> [Task directions]: Quote the records that follow in full and exactly; leave out the pictures.

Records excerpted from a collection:
########
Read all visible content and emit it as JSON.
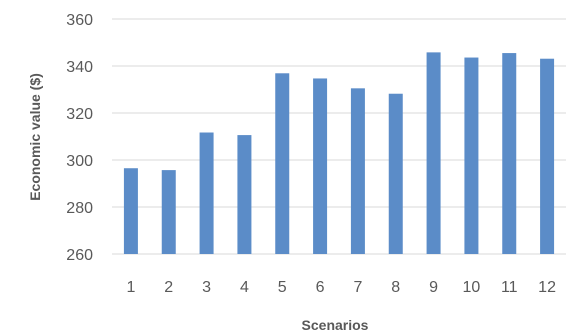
{
  "chart_data": {
    "type": "bar",
    "title": "",
    "xlabel": "Scenarios",
    "ylabel": "Economic value ($)",
    "categories": [
      "1",
      "2",
      "3",
      "4",
      "5",
      "6",
      "7",
      "8",
      "9",
      "10",
      "11",
      "12"
    ],
    "values": [
      296.5,
      295.7,
      311.7,
      310.6,
      336.9,
      334.7,
      330.5,
      328.2,
      345.8,
      343.6,
      345.5,
      343.1
    ],
    "ylim": [
      260,
      360
    ],
    "yticks": [
      "260",
      "280",
      "300",
      "320",
      "340",
      "360"
    ],
    "grid": true,
    "legend": "none",
    "colors": {
      "bar": "#5b8cc8",
      "grid": "#d9d9d9",
      "text": "#595959"
    }
  }
}
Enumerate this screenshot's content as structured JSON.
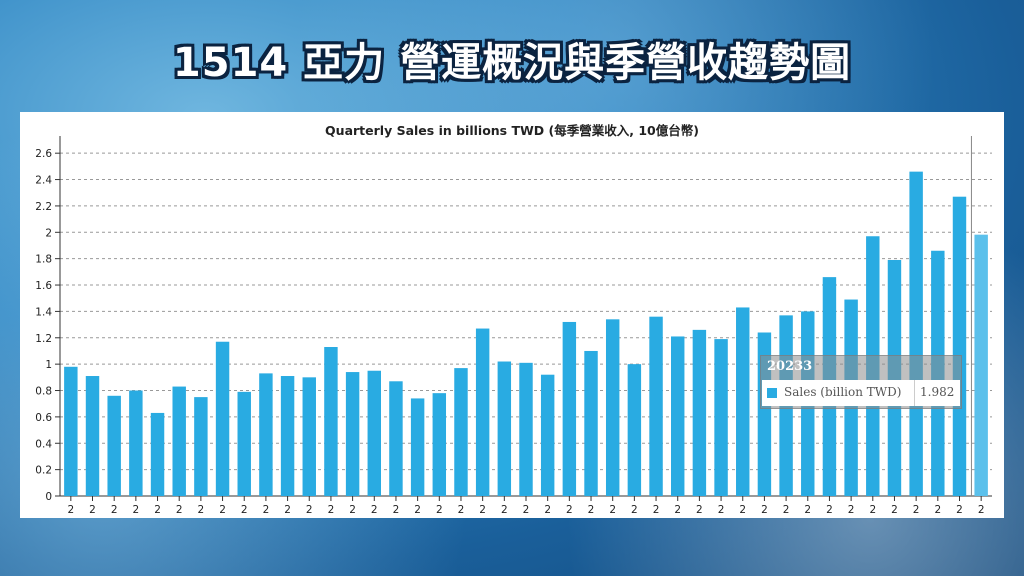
{
  "headline": "1514 亞力 營運概況與季營收趨勢圖",
  "chart_data": {
    "type": "bar",
    "title": "Quarterly Sales in billions TWD (每季營業收入, 10億台幣)",
    "categories": [
      "2",
      "2",
      "2",
      "2",
      "2",
      "2",
      "2",
      "2",
      "2",
      "2",
      "2",
      "2",
      "2",
      "2",
      "2",
      "2",
      "2",
      "2",
      "2",
      "2",
      "2",
      "2",
      "2",
      "2",
      "2",
      "2",
      "2",
      "2",
      "2",
      "2",
      "2",
      "2",
      "2",
      "2",
      "2",
      "2",
      "2",
      "2",
      "2",
      "2",
      "2",
      "2",
      "2"
    ],
    "series": [
      {
        "name": "Sales (billion TWD)",
        "values": [
          0.98,
          0.91,
          0.76,
          0.8,
          0.63,
          0.83,
          0.75,
          1.17,
          0.79,
          0.93,
          0.91,
          0.9,
          1.13,
          0.94,
          0.95,
          0.87,
          0.74,
          0.78,
          0.97,
          1.27,
          1.02,
          1.01,
          0.92,
          1.32,
          1.1,
          1.34,
          1.0,
          1.36,
          1.21,
          1.26,
          1.19,
          1.43,
          1.24,
          1.37,
          1.4,
          1.66,
          1.49,
          1.97,
          1.79,
          2.46,
          1.86,
          2.27,
          1.982
        ]
      }
    ],
    "ylim": [
      0,
      2.7
    ],
    "yticks": [
      "0",
      "0.2",
      "0.4",
      "0.6",
      "0.8",
      "1",
      "1.2",
      "1.4",
      "1.6",
      "1.8",
      "2",
      "2.2",
      "2.4",
      "2.6"
    ],
    "grid": true,
    "bar_color": "#29abe2",
    "highlight_color": "#5bc0eb",
    "highlight_index": 42
  },
  "tooltip": {
    "header": "20233",
    "series_label": "Sales (billion TWD)",
    "value": "1.982"
  }
}
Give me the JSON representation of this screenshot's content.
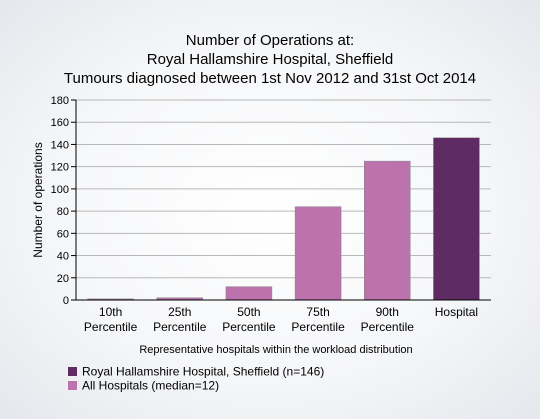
{
  "chart_data": {
    "type": "bar",
    "title_lines": [
      "Number of Operations at:",
      "Royal Hallamshire Hospital, Sheffield",
      "Tumours diagnosed between 1st Nov 2012 and 31st Oct 2014"
    ],
    "categories": [
      [
        "10th",
        "Percentile"
      ],
      [
        "25th",
        "Percentile"
      ],
      [
        "50th",
        "Percentile"
      ],
      [
        "75th",
        "Percentile"
      ],
      [
        "90th",
        "Percentile"
      ],
      [
        "Hospital"
      ]
    ],
    "values": [
      1,
      2,
      12,
      84,
      125,
      146
    ],
    "bar_series": [
      "all",
      "all",
      "all",
      "all",
      "all",
      "hospital"
    ],
    "xlabel": "Representative hospitals within the workload distribution",
    "ylabel": "Number of operations",
    "ylim": [
      0,
      180
    ],
    "yticks": [
      0,
      20,
      40,
      60,
      80,
      100,
      120,
      140,
      160,
      180
    ],
    "grid": true,
    "legend_position": "bottom-left",
    "legend": [
      {
        "key": "hospital",
        "label": "Royal Hallamshire Hospital, Sheffield (n=146)",
        "color": "#5e2c62"
      },
      {
        "key": "all",
        "label": "All Hospitals (median=12)",
        "color": "#bb72ad"
      }
    ]
  }
}
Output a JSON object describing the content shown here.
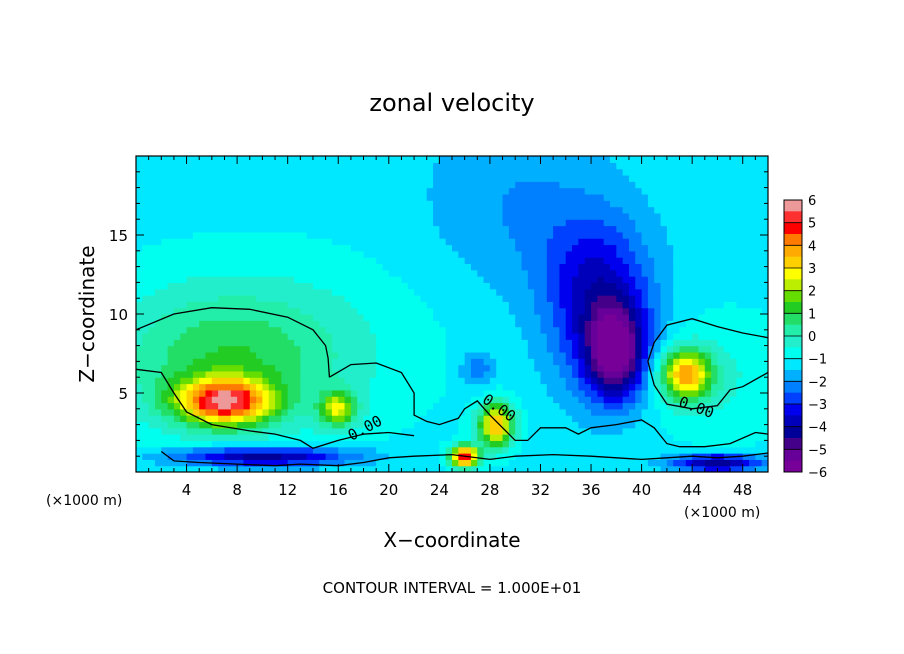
########
> [Solution for this problem]:
Read all visible content and emit it as JSON.
{
  "chart_data": {
    "type": "bar",
    "title": "",
    "xlabel": "Scenarios",
    "ylabel": "Economic value ($)",
    "categories": [
      "1",
      "2",
      "3",
      "4",
      "5",
      "6",
      "7",
      "8",
      "9",
      "10",
      "11",
      "12"
    ],
    "values": [
      296.5,
      295.7,
      311.7,
      310.6,
      336.9,
      334.7,
      330.5,
      328.2,
      345.8,
      343.6,
      345.5,
      343.1
    ],
    "ylim": [
      260,
      360
    ],
    "yticks": [
      "260",
      "280",
      "300",
      "320",
      "340",
      "360"
    ],
    "grid": true,
    "legend": "none",
    "colors": {
      "bar": "#5b8cc8",
      "grid": "#d9d9d9",
      "text": "#595959"
    }
  }
}
Enumerate this screenshot's content as structured JSON.
{
  "headline": "1514 亞力 營運概況與季營收趨勢圖",
  "chart_data": {
    "type": "bar",
    "title": "Quarterly Sales in billions TWD (每季營業收入, 10億台幣)",
    "categories": [
      "2",
      "2",
      "2",
      "2",
      "2",
      "2",
      "2",
      "2",
      "2",
      "2",
      "2",
      "2",
      "2",
      "2",
      "2",
      "2",
      "2",
      "2",
      "2",
      "2",
      "2",
      "2",
      "2",
      "2",
      "2",
      "2",
      "2",
      "2",
      "2",
      "2",
      "2",
      "2",
      "2",
      "2",
      "2",
      "2",
      "2",
      "2",
      "2",
      "2",
      "2",
      "2",
      "2"
    ],
    "series": [
      {
        "name": "Sales (billion TWD)",
        "values": [
          0.98,
          0.91,
          0.76,
          0.8,
          0.63,
          0.83,
          0.75,
          1.17,
          0.79,
          0.93,
          0.91,
          0.9,
          1.13,
          0.94,
          0.95,
          0.87,
          0.74,
          0.78,
          0.97,
          1.27,
          1.02,
          1.01,
          0.92,
          1.32,
          1.1,
          1.34,
          1.0,
          1.36,
          1.21,
          1.26,
          1.19,
          1.43,
          1.24,
          1.37,
          1.4,
          1.66,
          1.49,
          1.97,
          1.79,
          2.46,
          1.86,
          2.27,
          1.982
        ]
      }
    ],
    "ylim": [
      0,
      2.7
    ],
    "yticks": [
      "0",
      "0.2",
      "0.4",
      "0.6",
      "0.8",
      "1",
      "1.2",
      "1.4",
      "1.6",
      "1.8",
      "2",
      "2.2",
      "2.4",
      "2.6"
    ],
    "grid": true,
    "bar_color": "#29abe2",
    "highlight_color": "#5bc0eb",
    "highlight_index": 42
  },
  "tooltip": {
    "header": "20233",
    "series_label": "Sales (billion TWD)",
    "value": "1.982"
  }
}
Give me the JSON representation of this screenshot's content.
{
  "chart_data": {
    "type": "bar",
    "title_lines": [
      "Number of Operations at:",
      "Royal Hallamshire Hospital, Sheffield",
      "Tumours diagnosed between 1st Nov 2012 and 31st Oct 2014"
    ],
    "categories": [
      [
        "10th",
        "Percentile"
      ],
      [
        "25th",
        "Percentile"
      ],
      [
        "50th",
        "Percentile"
      ],
      [
        "75th",
        "Percentile"
      ],
      [
        "90th",
        "Percentile"
      ],
      [
        "Hospital"
      ]
    ],
    "values": [
      1,
      2,
      12,
      84,
      125,
      146
    ],
    "bar_series": [
      "all",
      "all",
      "all",
      "all",
      "all",
      "hospital"
    ],
    "xlabel": "Representative hospitals within the workload distribution",
    "ylabel": "Number of operations",
    "ylim": [
      0,
      180
    ],
    "yticks": [
      0,
      20,
      40,
      60,
      80,
      100,
      120,
      140,
      160,
      180
    ],
    "grid": true,
    "legend_position": "bottom-left",
    "legend": [
      {
        "key": "hospital",
        "label": "Royal Hallamshire Hospital, Sheffield (n=146)",
        "color": "#5e2c62"
      },
      {
        "key": "all",
        "label": "All Hospitals (median=12)",
        "color": "#bb72ad"
      }
    ]
  }
}
Output a JSON object describing the content shown here.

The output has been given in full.